Directions:
Of the lines in the records that follow, how many include the word "ยกเล"? Answer with a bare number.

Dataset records:
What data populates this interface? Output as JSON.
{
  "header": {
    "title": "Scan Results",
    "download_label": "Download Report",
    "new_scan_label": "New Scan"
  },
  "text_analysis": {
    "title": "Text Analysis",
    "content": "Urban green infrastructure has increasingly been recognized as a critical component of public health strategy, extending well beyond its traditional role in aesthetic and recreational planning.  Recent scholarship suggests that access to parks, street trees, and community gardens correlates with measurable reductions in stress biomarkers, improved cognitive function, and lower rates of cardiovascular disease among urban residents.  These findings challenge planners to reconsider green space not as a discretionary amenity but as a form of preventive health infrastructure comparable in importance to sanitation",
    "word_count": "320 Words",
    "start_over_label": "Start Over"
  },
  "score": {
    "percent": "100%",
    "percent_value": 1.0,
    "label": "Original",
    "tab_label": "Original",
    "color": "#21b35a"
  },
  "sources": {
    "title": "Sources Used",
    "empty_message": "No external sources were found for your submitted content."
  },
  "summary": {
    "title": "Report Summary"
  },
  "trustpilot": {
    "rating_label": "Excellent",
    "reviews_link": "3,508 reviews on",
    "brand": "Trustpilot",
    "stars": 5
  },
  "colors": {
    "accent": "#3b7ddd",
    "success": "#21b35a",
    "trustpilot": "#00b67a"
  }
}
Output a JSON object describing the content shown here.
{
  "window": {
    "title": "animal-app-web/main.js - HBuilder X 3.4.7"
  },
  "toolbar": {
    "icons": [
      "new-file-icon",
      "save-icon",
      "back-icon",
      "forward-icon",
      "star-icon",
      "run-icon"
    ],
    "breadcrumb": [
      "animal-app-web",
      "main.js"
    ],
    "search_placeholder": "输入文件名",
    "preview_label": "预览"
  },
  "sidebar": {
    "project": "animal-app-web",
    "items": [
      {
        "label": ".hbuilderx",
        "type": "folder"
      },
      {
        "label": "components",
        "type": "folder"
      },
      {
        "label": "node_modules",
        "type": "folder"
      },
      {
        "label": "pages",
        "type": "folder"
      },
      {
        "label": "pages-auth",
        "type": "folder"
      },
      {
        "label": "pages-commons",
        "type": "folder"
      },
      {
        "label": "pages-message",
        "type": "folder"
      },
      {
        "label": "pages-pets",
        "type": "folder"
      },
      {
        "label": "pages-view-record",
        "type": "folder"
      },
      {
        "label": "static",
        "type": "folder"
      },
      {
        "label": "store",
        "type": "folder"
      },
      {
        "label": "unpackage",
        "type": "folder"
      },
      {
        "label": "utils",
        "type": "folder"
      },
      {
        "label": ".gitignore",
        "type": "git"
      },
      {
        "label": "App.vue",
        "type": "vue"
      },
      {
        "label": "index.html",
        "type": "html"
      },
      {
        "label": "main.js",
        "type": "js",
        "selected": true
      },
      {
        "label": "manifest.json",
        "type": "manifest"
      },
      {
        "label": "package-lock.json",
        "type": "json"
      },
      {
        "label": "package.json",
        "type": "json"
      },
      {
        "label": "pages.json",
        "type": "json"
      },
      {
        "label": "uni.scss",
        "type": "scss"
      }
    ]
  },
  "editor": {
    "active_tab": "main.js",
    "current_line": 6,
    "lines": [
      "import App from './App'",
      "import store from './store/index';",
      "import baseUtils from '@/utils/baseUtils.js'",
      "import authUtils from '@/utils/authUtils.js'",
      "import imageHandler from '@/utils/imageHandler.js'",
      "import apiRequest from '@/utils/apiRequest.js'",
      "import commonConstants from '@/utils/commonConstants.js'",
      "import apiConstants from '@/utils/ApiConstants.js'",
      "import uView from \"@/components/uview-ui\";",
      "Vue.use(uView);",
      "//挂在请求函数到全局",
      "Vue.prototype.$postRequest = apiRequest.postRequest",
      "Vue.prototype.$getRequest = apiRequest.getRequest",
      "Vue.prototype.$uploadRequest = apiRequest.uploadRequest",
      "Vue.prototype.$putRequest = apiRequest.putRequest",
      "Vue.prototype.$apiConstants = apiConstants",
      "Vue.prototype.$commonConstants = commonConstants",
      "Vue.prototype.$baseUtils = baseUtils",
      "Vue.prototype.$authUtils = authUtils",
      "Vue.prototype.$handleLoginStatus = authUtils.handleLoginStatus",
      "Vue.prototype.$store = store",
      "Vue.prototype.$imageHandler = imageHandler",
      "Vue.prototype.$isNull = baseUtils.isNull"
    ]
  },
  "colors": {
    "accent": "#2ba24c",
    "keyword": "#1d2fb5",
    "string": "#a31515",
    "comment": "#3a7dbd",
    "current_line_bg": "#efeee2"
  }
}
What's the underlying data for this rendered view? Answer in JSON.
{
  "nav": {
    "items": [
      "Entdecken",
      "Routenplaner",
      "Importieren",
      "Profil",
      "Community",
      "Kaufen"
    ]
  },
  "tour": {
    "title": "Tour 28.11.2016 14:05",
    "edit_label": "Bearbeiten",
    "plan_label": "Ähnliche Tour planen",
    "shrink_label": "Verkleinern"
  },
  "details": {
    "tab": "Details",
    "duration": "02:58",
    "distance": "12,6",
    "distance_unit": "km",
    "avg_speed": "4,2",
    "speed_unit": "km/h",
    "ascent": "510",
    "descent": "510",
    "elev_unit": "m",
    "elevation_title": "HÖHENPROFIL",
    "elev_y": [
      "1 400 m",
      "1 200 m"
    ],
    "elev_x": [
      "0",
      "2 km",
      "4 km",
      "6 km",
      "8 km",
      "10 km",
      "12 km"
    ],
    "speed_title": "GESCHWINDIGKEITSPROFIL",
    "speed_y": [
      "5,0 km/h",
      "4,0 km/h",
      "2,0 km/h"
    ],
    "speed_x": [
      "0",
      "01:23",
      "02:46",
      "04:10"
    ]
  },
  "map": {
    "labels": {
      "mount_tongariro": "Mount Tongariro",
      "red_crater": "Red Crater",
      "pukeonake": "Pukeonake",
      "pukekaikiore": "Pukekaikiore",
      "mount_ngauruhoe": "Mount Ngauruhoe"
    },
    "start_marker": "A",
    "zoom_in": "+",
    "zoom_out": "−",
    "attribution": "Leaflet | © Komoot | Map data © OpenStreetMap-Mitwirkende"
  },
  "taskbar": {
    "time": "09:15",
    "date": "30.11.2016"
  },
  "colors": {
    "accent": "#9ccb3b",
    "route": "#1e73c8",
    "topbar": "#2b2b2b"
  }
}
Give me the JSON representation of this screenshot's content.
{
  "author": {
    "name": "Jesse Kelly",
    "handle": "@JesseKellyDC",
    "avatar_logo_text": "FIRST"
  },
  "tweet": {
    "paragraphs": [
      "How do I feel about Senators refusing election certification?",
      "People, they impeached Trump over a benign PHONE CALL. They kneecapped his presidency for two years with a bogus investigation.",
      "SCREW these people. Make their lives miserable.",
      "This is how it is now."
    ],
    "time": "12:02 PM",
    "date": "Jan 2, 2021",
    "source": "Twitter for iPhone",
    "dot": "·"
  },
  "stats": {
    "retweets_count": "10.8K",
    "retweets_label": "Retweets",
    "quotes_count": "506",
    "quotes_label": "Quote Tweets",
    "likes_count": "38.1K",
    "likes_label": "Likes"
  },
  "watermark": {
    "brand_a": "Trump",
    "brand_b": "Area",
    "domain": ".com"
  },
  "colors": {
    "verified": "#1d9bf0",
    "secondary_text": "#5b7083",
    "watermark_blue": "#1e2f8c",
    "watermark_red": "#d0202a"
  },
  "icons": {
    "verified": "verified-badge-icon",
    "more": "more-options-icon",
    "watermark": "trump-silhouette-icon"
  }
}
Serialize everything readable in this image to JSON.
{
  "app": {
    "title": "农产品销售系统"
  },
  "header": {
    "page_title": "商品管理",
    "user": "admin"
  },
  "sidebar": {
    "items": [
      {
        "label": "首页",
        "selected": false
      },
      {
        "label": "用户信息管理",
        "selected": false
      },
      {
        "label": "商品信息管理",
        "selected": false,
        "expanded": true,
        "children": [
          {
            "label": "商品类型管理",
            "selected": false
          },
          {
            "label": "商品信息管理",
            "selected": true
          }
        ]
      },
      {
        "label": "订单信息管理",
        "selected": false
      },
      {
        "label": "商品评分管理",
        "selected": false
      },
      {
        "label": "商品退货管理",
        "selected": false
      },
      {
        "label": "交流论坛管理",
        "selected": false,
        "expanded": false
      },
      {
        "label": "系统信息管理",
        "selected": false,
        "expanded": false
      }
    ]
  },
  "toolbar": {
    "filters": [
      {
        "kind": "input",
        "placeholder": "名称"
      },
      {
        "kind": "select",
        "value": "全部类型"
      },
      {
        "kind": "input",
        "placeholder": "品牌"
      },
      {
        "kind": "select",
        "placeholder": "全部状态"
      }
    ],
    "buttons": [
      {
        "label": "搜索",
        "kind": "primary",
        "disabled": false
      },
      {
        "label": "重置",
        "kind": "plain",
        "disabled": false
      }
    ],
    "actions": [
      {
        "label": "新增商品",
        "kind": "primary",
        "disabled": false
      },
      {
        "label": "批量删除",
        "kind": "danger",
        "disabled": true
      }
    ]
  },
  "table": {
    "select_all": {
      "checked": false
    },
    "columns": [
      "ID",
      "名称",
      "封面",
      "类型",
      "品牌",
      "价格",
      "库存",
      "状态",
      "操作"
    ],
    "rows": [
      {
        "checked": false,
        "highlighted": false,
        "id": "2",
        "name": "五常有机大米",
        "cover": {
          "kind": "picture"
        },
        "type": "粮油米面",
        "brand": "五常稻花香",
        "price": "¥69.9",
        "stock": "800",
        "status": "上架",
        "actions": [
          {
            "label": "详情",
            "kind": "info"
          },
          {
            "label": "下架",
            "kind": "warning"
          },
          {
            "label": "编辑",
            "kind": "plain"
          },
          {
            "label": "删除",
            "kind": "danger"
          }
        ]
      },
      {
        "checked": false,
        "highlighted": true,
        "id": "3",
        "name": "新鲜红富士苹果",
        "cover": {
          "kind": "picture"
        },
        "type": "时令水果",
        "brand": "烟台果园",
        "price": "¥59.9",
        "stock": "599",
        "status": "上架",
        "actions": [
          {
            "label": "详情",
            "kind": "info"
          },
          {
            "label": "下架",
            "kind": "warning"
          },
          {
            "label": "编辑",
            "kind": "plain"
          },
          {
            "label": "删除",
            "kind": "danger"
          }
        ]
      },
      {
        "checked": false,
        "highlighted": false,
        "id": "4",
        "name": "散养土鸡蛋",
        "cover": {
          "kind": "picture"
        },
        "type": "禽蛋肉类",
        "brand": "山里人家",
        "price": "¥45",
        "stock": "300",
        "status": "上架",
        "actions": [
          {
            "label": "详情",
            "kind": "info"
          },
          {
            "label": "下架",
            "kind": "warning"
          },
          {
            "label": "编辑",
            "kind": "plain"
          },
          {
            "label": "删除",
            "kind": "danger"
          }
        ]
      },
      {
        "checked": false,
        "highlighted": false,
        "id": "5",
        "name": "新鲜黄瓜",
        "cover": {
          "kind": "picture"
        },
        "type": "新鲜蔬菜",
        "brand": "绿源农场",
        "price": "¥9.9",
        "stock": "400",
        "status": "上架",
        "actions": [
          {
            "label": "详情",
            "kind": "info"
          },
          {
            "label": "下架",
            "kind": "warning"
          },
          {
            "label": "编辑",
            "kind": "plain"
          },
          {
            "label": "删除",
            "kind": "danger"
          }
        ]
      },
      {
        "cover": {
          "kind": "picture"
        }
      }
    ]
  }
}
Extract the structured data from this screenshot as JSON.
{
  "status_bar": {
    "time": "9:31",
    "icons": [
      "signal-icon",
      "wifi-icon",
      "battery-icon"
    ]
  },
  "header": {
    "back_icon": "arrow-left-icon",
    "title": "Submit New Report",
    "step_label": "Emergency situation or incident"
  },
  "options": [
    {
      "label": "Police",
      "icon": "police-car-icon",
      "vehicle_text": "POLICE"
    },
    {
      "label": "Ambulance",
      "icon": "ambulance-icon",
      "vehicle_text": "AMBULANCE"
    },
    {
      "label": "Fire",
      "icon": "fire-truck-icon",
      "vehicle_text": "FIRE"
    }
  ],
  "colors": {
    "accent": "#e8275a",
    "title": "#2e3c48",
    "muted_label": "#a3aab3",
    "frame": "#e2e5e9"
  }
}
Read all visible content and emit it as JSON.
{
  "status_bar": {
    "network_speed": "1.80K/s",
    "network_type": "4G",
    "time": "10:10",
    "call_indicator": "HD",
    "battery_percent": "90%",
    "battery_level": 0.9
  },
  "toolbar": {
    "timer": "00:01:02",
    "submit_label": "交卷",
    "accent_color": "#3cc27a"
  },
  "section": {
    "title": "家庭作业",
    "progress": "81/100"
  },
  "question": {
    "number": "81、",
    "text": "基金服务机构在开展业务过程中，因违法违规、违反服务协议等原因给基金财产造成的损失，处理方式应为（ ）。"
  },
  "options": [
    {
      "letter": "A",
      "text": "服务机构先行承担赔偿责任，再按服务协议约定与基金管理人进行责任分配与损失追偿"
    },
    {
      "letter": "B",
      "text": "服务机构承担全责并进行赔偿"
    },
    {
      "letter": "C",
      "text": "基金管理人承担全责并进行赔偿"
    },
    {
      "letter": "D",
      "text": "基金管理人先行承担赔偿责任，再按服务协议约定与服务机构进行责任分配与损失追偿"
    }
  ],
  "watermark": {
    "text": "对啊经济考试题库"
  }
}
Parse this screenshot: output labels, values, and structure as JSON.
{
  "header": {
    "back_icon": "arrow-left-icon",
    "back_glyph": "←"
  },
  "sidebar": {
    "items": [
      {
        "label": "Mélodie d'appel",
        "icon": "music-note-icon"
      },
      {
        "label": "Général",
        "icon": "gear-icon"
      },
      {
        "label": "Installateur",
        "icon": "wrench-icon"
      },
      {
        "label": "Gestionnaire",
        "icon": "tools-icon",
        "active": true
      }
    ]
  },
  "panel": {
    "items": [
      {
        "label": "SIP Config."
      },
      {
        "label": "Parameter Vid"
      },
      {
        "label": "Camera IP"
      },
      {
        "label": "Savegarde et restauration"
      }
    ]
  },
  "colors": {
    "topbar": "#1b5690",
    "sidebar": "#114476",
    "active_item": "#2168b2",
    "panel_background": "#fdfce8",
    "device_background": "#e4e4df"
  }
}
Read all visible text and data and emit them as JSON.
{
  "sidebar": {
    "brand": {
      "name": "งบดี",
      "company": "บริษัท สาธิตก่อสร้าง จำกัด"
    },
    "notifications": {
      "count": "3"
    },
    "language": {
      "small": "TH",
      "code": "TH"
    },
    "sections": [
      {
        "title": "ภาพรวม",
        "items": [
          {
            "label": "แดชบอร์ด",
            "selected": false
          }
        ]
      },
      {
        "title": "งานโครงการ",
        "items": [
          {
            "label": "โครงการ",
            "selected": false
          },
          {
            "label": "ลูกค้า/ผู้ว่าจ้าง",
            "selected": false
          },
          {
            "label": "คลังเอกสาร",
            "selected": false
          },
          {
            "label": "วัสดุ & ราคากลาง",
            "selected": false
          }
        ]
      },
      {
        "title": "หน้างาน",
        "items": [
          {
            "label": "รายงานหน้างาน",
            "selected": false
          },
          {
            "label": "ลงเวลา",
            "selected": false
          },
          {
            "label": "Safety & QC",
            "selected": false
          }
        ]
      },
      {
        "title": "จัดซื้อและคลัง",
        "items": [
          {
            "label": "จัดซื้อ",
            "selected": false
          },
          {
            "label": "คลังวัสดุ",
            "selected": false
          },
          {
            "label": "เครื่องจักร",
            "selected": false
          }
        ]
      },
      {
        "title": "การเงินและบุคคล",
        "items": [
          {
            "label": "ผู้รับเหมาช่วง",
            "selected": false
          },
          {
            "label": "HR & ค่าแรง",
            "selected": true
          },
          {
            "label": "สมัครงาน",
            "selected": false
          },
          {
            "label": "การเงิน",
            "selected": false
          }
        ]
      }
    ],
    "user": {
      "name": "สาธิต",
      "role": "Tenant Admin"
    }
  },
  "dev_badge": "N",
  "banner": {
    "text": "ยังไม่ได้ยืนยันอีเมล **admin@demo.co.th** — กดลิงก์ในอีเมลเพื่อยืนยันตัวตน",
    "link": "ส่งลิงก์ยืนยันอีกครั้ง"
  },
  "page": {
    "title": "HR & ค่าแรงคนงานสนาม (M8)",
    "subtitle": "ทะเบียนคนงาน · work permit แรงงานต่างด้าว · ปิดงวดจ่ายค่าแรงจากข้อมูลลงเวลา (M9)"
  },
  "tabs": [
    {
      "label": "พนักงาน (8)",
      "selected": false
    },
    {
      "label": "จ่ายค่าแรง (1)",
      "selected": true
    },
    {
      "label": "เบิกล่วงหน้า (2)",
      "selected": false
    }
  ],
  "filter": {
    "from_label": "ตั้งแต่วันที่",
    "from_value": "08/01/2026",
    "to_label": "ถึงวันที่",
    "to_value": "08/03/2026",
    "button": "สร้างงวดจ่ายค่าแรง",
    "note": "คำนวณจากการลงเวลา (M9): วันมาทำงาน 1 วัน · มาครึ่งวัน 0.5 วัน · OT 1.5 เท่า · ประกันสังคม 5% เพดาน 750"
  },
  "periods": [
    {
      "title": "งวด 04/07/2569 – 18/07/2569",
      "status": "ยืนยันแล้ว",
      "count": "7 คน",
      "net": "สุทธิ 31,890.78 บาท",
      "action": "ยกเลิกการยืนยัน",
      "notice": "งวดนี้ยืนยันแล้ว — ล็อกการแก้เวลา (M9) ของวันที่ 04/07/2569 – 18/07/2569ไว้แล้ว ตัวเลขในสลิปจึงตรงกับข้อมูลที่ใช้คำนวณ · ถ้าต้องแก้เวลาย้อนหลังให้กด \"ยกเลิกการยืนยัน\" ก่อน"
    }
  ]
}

The response:
2